── Extrait du texte ──
En résumé, le CEPMMT avait prévu un signal significatif dès avril, confirmé par la prévision de mai, mais celui-ci n'a pas été corroboré par la prévision suivante, réalisée en juin. Le modèle du Met Office n'a pas produit de prévision correspondant à une réelle anomalie chaude. L'IRI n'a pas prévu d'anomalie chaude dans ses prévisions réalisées en avril et mai, mais ses prévisions de juin sont beaucoup plus réalistes.

Il est à noter que Météo France réalise parallèlement des prévisions saisonnières avec le même type de modalités et de calendrier, sans que celles-ci soient toutefois diffusées autrement qu'en interne ou vers un petit nombre d'utilisateurs externes sélectionnés. Ces prévisions sont données sur la Fig. 4. On y remarque que, de façon quelque peu semblable à ce qui a été produit par le CEPMMT, la prévision réalisée le 1er mai montrait une forte anomalie chaude pour le trimestre JJA, sans que toutefois cette prévision soit confirmée un mois plus tard pour le trimestre JAS (juillet/août/septembre).
───
── Données extraites ──
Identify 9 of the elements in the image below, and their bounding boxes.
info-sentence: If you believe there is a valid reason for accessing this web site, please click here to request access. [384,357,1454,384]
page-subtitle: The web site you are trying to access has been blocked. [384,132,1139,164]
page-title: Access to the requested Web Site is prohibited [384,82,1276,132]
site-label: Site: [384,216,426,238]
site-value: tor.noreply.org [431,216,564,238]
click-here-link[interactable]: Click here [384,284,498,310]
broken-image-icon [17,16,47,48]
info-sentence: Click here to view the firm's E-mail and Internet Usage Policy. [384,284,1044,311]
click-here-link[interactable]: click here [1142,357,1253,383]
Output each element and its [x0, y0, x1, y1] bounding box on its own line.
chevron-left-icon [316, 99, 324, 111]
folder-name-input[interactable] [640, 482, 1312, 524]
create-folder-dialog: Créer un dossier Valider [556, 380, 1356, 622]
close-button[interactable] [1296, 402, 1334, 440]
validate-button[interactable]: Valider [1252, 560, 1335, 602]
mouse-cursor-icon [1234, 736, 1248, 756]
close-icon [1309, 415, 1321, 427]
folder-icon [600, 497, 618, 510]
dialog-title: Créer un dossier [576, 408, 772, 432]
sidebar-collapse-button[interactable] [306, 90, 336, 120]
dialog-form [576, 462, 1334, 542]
───
Consigne A:
D'après l'extrait sur les prévisions saisonnières, en quoi les prévisions de Météo France ressemblent-elles à celles du CEPMMT ? Répondez en une à trois phrases.
Consigne B:
Recopiez à l'identique les lignes de la liste, depuis son début jusqu'à la ligne contenant "validate-button[interactable]: Valider [1252, 560, 1335, 602]", celle-ci comprise.

Résultat A:
Comme celle du CEPMMT, la prévision de Météo France réalisée le 1er mai montrait une forte anomalie chaude pour le trimestre JJA. Elle n'a pas été confirmée un mois plus tard pour le trimestre JAS, de même que le signal du CEPMMT n'a pas été corroboré par la prévision de juin.

Résultat B:
Identify 9 of the elements in the image below, and their bounding boxes.
info-sentence: If you believe there is a valid reason for accessing this web site, please click here to request access. [384,357,1454,384]
page-subtitle: The web site you are trying to access has been blocked. [384,132,1139,164]
page-title: Access to the requested Web Site is prohibited [384,82,1276,132]
site-label: Site: [384,216,426,238]
site-value: tor.noreply.org [431,216,564,238]
click-here-link[interactable]: Click here [384,284,498,310]
broken-image-icon [17,16,47,48]
info-sentence: Click here to view the firm's E-mail and Internet Usage Policy. [384,284,1044,311]
click-here-link[interactable]: click here [1142,357,1253,383]
Output each element and its [x0, y0, x1, y1] bounding box on its own line.
chevron-left-icon [316, 99, 324, 111]
folder-name-input[interactable] [640, 482, 1312, 524]
create-folder-dialog: Créer un dossier Valider [556, 380, 1356, 622]
close-button[interactable] [1296, 402, 1334, 440]
validate-button[interactable]: Valider [1252, 560, 1335, 602]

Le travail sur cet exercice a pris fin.